-- start Entries shown --

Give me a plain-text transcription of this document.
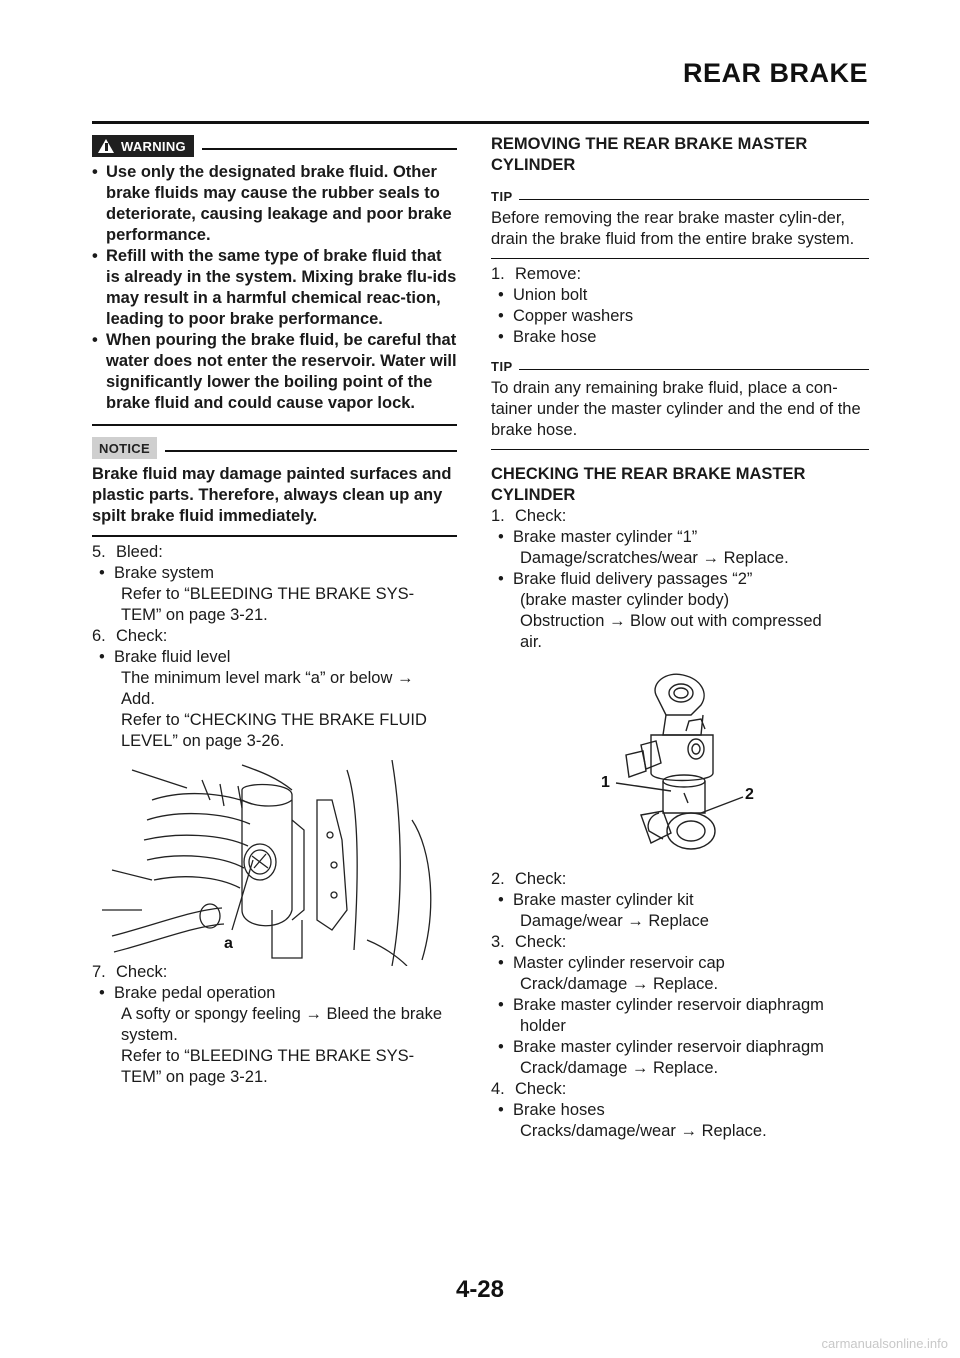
REAR BRAKE
WARNING
• Use only the designated brake fluid. Other brake fluids may cause the rubber seals to deteriorate, causing leakage and poor brake performance.
• Refill with the same type of brake fluid that is already in the system. Mixing brake flu-ids may result in a harmful chemical reac-tion, leading to poor brake performance.
• When pouring the brake fluid, be careful that water does not enter the reservoir. Water will significantly lower the boiling point of the brake fluid and could cause vapor lock.
NOTICE
Brake fluid may damage painted surfaces and plastic parts. Therefore, always clean up any spilt brake fluid immediately.
5. Bleed:
• Brake system
Refer to “BLEEDING THE BRAKE SYS-
TEM” on page 3-21.
6. Check:
• Brake fluid level
The minimum level mark “a” or below →
Add.
Refer to “CHECKING THE BRAKE FLUID
LEVEL” on page 3-26.
a
7. Check:
• Brake pedal operation
A softy or spongy feeling → Bleed the brake
system.
Refer to “BLEEDING THE BRAKE SYS-
TEM” on page 3-21.
REMOVING THE REAR BRAKE MASTER CYLINDER
TIP
Before removing the rear brake master cylin-der, drain the brake fluid from the entire brake system.
1. Remove:
• Union bolt
• Copper washers
• Brake hose
TIP
To drain any remaining brake fluid, place a con-tainer under the master cylinder and the end of the brake hose.
CHECKING THE REAR BRAKE MASTER CYLINDER
1. Check:
• Brake master cylinder “1”
Damage/scratches/wear → Replace.
• Brake fluid delivery passages “2”
(brake master cylinder body)
Obstruction → Blow out with compressed
air.
1
2
2. Check:
• Brake master cylinder kit
Damage/wear → Replace
3. Check:
• Master cylinder reservoir cap
Crack/damage → Replace.
• Brake master cylinder reservoir diaphragm
holder
• Brake master cylinder reservoir diaphragm
Crack/damage → Replace.
4. Check:
• Brake hoses
Cracks/damage/wear → Replace.
4-28
carmanualsonline.info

-- end Entries shown --

Copy the material exactly. Do not include the pictures.

• In response
Give me a plain-text transcription of this document.
REAR BRAKE
WARNING
• Use only the designated brake fluid. Other brake fluids may cause the rubber seals to deteriorate, causing leakage and poor brake performance.
• Refill with the same type of brake fluid that is already in the system. Mixing brake flu-ids may result in a harmful chemical reac-tion, leading to poor brake performance.
• When pouring the brake fluid, be careful that water does not enter the reservoir. Water will significantly lower the boiling point of the brake fluid and could cause vapor lock.
NOTICE
Brake fluid may damage painted surfaces and plastic parts. Therefore, always clean up any spilt brake fluid immediately.
5. Bleed:
• Brake system
Refer to “BLEEDING THE BRAKE SYS-
TEM” on page 3-21.
6. Check:
• Brake fluid level
The minimum level mark “a” or below →
Add.
Refer to “CHECKING THE BRAKE FLUID
LEVEL” on page 3-26.
a
7. Check:
• Brake pedal operation
A softy or spongy feeling → Bleed the brake
system.
Refer to “BLEEDING THE BRAKE SYS-
TEM” on page 3-21.
REMOVING THE REAR BRAKE MASTER CYLINDER
TIP
Before removing the rear brake master cylin-der, drain the brake fluid from the entire brake system.
1. Remove:
• Union bolt
• Copper washers
• Brake hose
TIP
To drain any remaining brake fluid, place a con-tainer under the master cylinder and the end of the brake hose.
CHECKING THE REAR BRAKE MASTER CYLINDER
1. Check:
• Brake master cylinder “1”
Damage/scratches/wear → Replace.
• Brake fluid delivery passages “2”
(brake master cylinder body)
Obstruction → Blow out with compressed
air.
1
2
2. Check:
• Brake master cylinder kit
Damage/wear → Replace
3. Check:
• Master cylinder reservoir cap
Crack/damage → Replace.
• Brake master cylinder reservoir diaphragm
holder
• Brake master cylinder reservoir diaphragm
Crack/damage → Replace.
4. Check:
• Brake hoses
Cracks/damage/wear → Replace.
4-28
carmanualsonline.info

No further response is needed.